What you will do ::
Without the images, write out all of the following entries exactly.
>>
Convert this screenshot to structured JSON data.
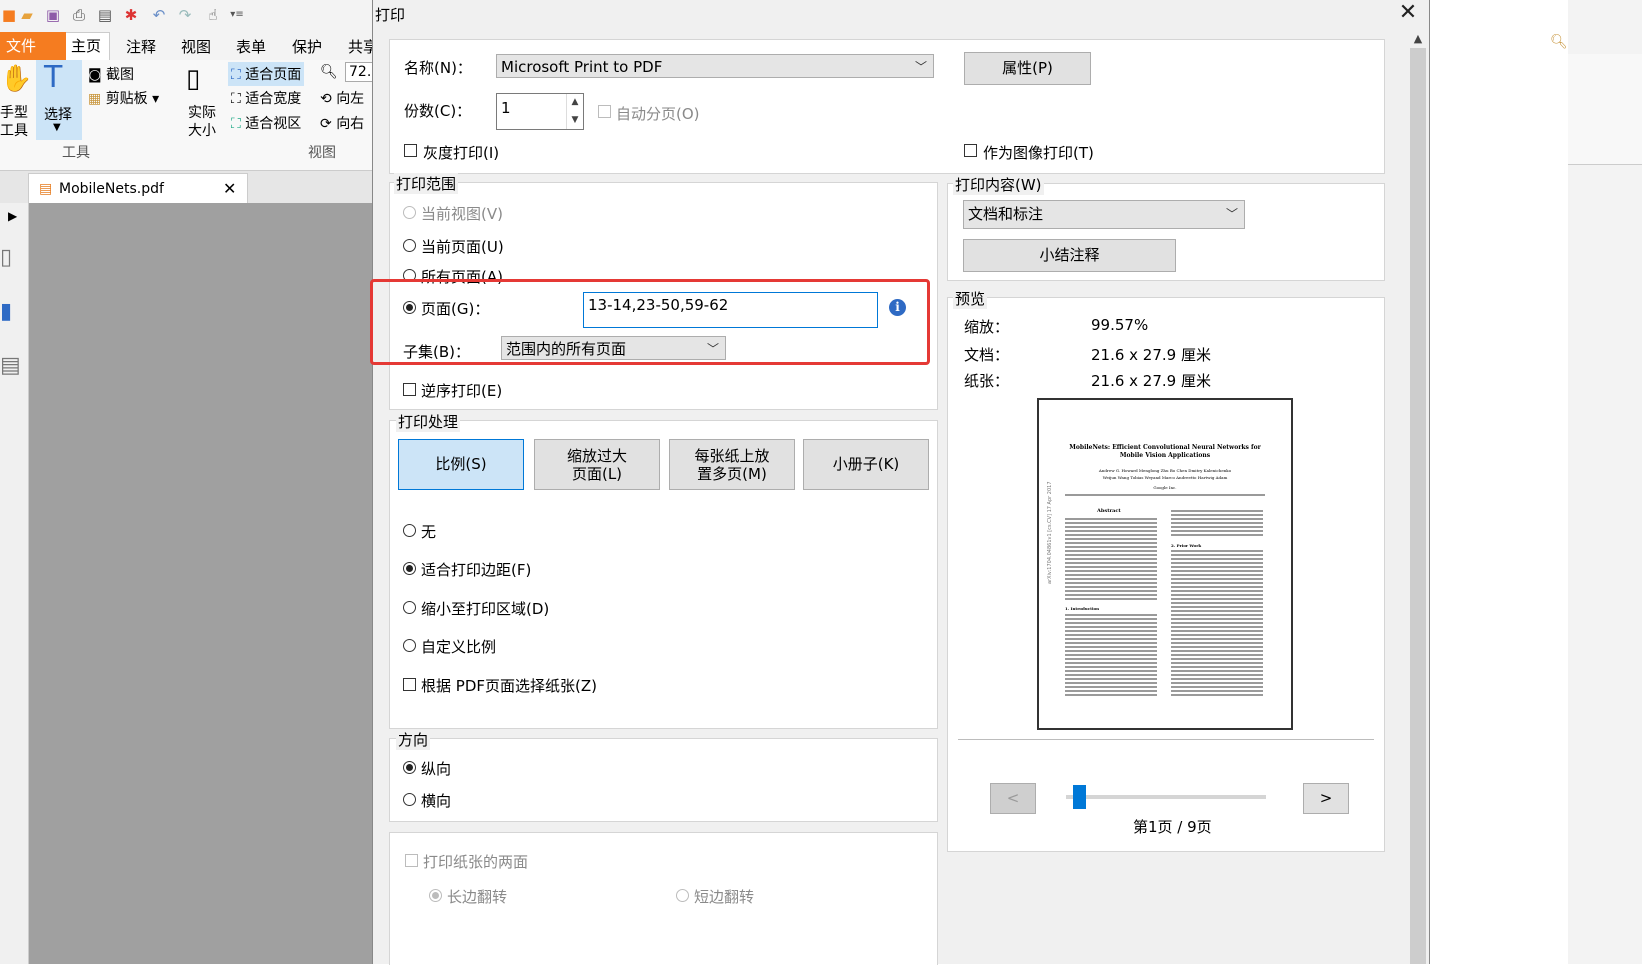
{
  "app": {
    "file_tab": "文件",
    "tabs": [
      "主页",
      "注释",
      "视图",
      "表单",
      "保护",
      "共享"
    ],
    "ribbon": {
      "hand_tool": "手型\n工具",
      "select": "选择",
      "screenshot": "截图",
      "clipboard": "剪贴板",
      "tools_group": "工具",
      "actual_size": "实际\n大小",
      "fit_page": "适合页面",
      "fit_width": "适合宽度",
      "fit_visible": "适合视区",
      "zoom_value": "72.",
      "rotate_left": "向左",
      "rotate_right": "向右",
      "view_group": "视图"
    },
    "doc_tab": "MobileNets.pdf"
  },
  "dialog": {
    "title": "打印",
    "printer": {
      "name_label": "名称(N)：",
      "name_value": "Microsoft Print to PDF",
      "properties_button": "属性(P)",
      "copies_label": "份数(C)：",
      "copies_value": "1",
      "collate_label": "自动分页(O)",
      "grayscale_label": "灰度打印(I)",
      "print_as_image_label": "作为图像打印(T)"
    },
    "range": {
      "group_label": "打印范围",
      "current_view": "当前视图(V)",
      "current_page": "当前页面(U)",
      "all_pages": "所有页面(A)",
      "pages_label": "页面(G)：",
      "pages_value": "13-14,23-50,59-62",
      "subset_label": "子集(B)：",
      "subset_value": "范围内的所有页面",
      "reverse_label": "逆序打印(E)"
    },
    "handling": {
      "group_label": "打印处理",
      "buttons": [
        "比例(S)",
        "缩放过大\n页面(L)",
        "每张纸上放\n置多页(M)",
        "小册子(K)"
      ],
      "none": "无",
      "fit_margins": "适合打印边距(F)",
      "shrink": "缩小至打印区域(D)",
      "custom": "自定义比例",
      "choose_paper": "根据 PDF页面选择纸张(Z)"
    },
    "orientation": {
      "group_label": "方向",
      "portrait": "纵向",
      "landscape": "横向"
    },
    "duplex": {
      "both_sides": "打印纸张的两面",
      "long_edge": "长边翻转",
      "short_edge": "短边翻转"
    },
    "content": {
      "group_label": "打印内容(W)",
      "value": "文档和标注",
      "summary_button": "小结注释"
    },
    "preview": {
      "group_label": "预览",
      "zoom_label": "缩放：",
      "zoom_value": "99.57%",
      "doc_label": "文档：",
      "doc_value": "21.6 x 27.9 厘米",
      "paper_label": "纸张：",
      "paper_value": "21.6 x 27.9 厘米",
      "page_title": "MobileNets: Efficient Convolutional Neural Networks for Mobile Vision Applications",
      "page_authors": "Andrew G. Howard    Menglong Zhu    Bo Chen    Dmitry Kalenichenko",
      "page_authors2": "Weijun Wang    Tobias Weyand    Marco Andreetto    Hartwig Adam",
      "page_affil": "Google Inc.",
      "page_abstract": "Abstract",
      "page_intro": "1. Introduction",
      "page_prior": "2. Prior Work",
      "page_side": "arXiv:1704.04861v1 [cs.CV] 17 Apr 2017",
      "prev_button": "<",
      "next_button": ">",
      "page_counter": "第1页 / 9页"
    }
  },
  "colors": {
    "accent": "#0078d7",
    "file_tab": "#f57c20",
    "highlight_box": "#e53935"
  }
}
<<
Exercise result ::
Convert this screenshot to structured JSON data.
{
  "app": {
    "file_tab": "文件",
    "tabs": [
      "主页",
      "注释",
      "视图",
      "表单",
      "保护",
      "共享"
    ],
    "ribbon": {
      "hand_tool": "手型\n工具",
      "select": "选择",
      "screenshot": "截图",
      "clipboard": "剪贴板",
      "tools_group": "工具",
      "actual_size": "实际\n大小",
      "fit_page": "适合页面",
      "fit_width": "适合宽度",
      "fit_visible": "适合视区",
      "zoom_value": "72.",
      "rotate_left": "向左",
      "rotate_right": "向右",
      "view_group": "视图"
    },
    "doc_tab": "MobileNets.pdf"
  },
  "dialog": {
    "title": "打印",
    "printer": {
      "name_label": "名称(N)：",
      "name_value": "Microsoft Print to PDF",
      "properties_button": "属性(P)",
      "copies_label": "份数(C)：",
      "copies_value": "1",
      "collate_label": "自动分页(O)",
      "grayscale_label": "灰度打印(I)",
      "print_as_image_label": "作为图像打印(T)"
    },
    "range": {
      "group_label": "打印范围",
      "current_view": "当前视图(V)",
      "current_page": "当前页面(U)",
      "all_pages": "所有页面(A)",
      "pages_label": "页面(G)：",
      "pages_value": "13-14,23-50,59-62",
      "subset_label": "子集(B)：",
      "subset_value": "范围内的所有页面",
      "reverse_label": "逆序打印(E)"
    },
    "handling": {
      "group_label": "打印处理",
      "buttons": [
        "比例(S)",
        "缩放过大\n页面(L)",
        "每张纸上放\n置多页(M)",
        "小册子(K)"
      ],
      "none": "无",
      "fit_margins": "适合打印边距(F)",
      "shrink": "缩小至打印区域(D)",
      "custom": "自定义比例",
      "choose_paper": "根据 PDF页面选择纸张(Z)"
    },
    "orientation": {
      "group_label": "方向",
      "portrait": "纵向",
      "landscape": "横向"
    },
    "duplex": {
      "both_sides": "打印纸张的两面",
      "long_edge": "长边翻转",
      "short_edge": "短边翻转"
    },
    "content": {
      "group_label": "打印内容(W)",
      "value": "文档和标注",
      "summary_button": "小结注释"
    },
    "preview": {
      "group_label": "预览",
      "zoom_label": "缩放：",
      "zoom_value": "99.57%",
      "doc_label": "文档：",
      "doc_value": "21.6 x 27.9 厘米",
      "paper_label": "纸张：",
      "paper_value": "21.6 x 27.9 厘米",
      "page_title": "MobileNets: Efficient Convolutional Neural Networks for Mobile Vision Applications",
      "page_authors": "Andrew G. Howard    Menglong Zhu    Bo Chen    Dmitry Kalenichenko",
      "page_authors2": "Weijun Wang    Tobias Weyand    Marco Andreetto    Hartwig Adam",
      "page_affil": "Google Inc.",
      "page_abstract": "Abstract",
      "page_intro": "1. Introduction",
      "page_prior": "2. Prior Work",
      "page_side": "arXiv:1704.04861v1 [cs.CV] 17 Apr 2017",
      "prev_button": "<",
      "next_button": ">",
      "page_counter": "第1页 / 9页"
    }
  },
  "colors": {
    "accent": "#0078d7",
    "file_tab": "#f57c20",
    "highlight_box": "#e53935"
  }
}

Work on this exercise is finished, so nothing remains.